Brief: In the listing below, format the stretch from the line containing "x-tick: 4000 <box>263 432 293 442</box>" through the line containing "footer-banner: the GARAGE" as a numbered list, leaving out any blank lines.
═══
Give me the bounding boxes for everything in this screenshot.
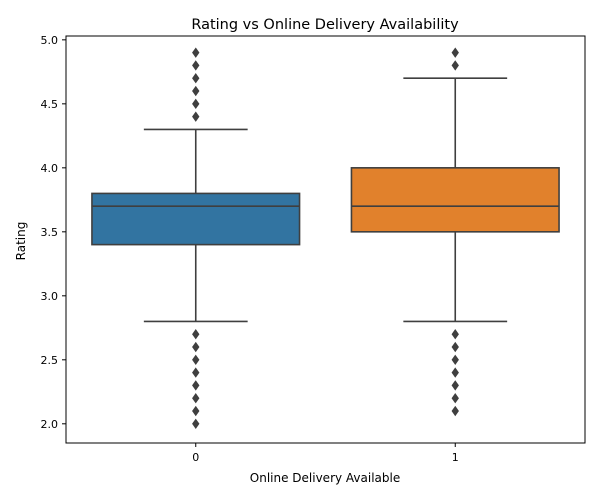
y-tick-label: 3.5 [41, 226, 59, 239]
outlier-point [192, 367, 200, 378]
y-tick-label: 2.0 [41, 418, 59, 431]
outlier-point [451, 354, 459, 365]
outlier-point [192, 85, 200, 97]
outlier-point [192, 354, 200, 365]
y-tick-label: 4.5 [41, 98, 59, 111]
outlier-point [451, 405, 459, 417]
y-axis-label: Rating [14, 222, 28, 261]
outlier-point [192, 380, 200, 391]
outlier-point [192, 418, 200, 429]
outlier-point [192, 98, 200, 110]
outlier-point [192, 405, 200, 417]
x-tick-label: 0 [192, 451, 199, 464]
outlier-point [192, 47, 200, 58]
outlier-point [192, 60, 200, 71]
outlier-point [451, 60, 459, 71]
plot-area: 2.0 2.5 3.0 3.5 4.0 4.5 5.0 0 1 [41, 34, 586, 464]
y-tick-label: 5.0 [41, 34, 59, 47]
outlier-point [451, 367, 459, 378]
x-tick-label: 1 [452, 451, 459, 464]
plot-frame [65, 35, 586, 444]
y-tick-label: 2.5 [41, 354, 59, 367]
outlier-point [451, 47, 459, 58]
outlier-point [192, 329, 200, 340]
outlier-point [451, 329, 459, 340]
outlier-point [451, 380, 459, 391]
y-tick-label: 3.0 [41, 290, 59, 303]
x-axis-label: Online Delivery Available [250, 471, 400, 485]
chart-title: Rating vs Online Delivery Availability [191, 17, 459, 33]
outlier-point [192, 393, 200, 404]
box-1 [350, 167, 560, 233]
outlier-point [451, 341, 459, 353]
y-tick-label: 4.0 [41, 162, 59, 175]
outlier-point [192, 73, 200, 84]
outlier-point [192, 341, 200, 353]
outlier-point [192, 111, 200, 122]
box-0 [91, 192, 301, 246]
outlier-point [451, 393, 459, 404]
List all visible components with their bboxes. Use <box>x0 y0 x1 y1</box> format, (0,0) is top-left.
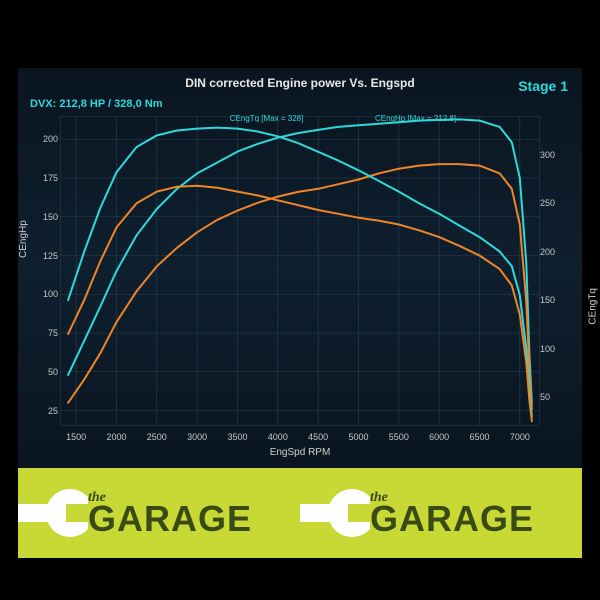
x-tick: 4000 <box>263 432 293 442</box>
logo-garage: GARAGE <box>88 504 252 535</box>
y2-tick: 200 <box>540 247 558 257</box>
y1-tick: 150 <box>42 212 58 222</box>
dyno-curves <box>60 116 540 426</box>
x-axis-label: EngSpd RPM <box>18 447 582 458</box>
logo-right: the GARAGE <box>300 468 582 558</box>
logo-text: the GARAGE <box>370 492 534 534</box>
footer-banner: the GARAGE the GARAGE <box>18 468 582 558</box>
y2-tick: 150 <box>540 295 558 305</box>
y-left-axis-label: CEngHp <box>18 220 29 258</box>
y2-tick: 100 <box>540 344 558 354</box>
x-tick: 3500 <box>222 432 252 442</box>
x-tick: 3000 <box>182 432 212 442</box>
logo-left: the GARAGE <box>18 468 300 558</box>
plot-area <box>60 116 540 426</box>
frame: DIN corrected Engine power Vs. Engspd St… <box>0 0 600 600</box>
y1-tick: 125 <box>42 251 58 261</box>
x-tick: 2500 <box>142 432 172 442</box>
y2-tick: 250 <box>540 198 558 208</box>
x-tick: 5500 <box>384 432 414 442</box>
y2-tick: 50 <box>540 392 558 402</box>
y1-tick: 25 <box>42 406 58 416</box>
x-tick: 4500 <box>303 432 333 442</box>
wrench-icon <box>18 468 88 558</box>
y1-tick: 50 <box>42 367 58 377</box>
logo-garage: GARAGE <box>370 504 534 535</box>
y1-tick: 200 <box>42 134 58 144</box>
dyno-chart-panel: DIN corrected Engine power Vs. Engspd St… <box>18 68 582 468</box>
y-right-axis-label: CEngTq <box>588 288 599 325</box>
y1-tick: 75 <box>42 328 58 338</box>
chart-title: DIN corrected Engine power Vs. Engspd <box>18 76 582 90</box>
wrench-icon <box>300 468 370 558</box>
y2-tick: 300 <box>540 150 558 160</box>
y1-tick: 175 <box>42 173 58 183</box>
x-tick: 1500 <box>61 432 91 442</box>
logo-text: the GARAGE <box>88 492 252 534</box>
x-tick: 5000 <box>343 432 373 442</box>
stage-label: Stage 1 <box>518 78 568 94</box>
x-tick: 7000 <box>505 432 535 442</box>
dvx-readout: DVX: 212,8 HP / 328,0 Nm <box>30 98 162 110</box>
x-tick: 6000 <box>424 432 454 442</box>
x-tick: 2000 <box>101 432 131 442</box>
y1-tick: 100 <box>42 289 58 299</box>
series-annotation: CEngTq [Max = 328] <box>230 114 304 123</box>
x-tick: 6500 <box>464 432 494 442</box>
series-annotation: CEngHp [Max = 212.8] <box>375 114 456 123</box>
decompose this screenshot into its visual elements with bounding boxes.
═══
Solution for this exercise:
1. x-tick: 4000 <box>263 432 293 442</box>
2. logo-garage: GARAGE <box>88 504 252 535</box>
3. y2-tick: 200 <box>540 247 558 257</box>
4. y1-tick: 150 <box>42 212 58 222</box>
5. dyno-curves <box>60 116 540 426</box>
6. x-axis-label: EngSpd RPM <box>18 447 582 458</box>
7. logo-right: the GARAGE <box>300 468 582 558</box>
8. logo-text: the GARAGE <box>370 492 534 534</box>
9. footer-banner: the GARAGE the GARAGE <box>18 468 582 558</box>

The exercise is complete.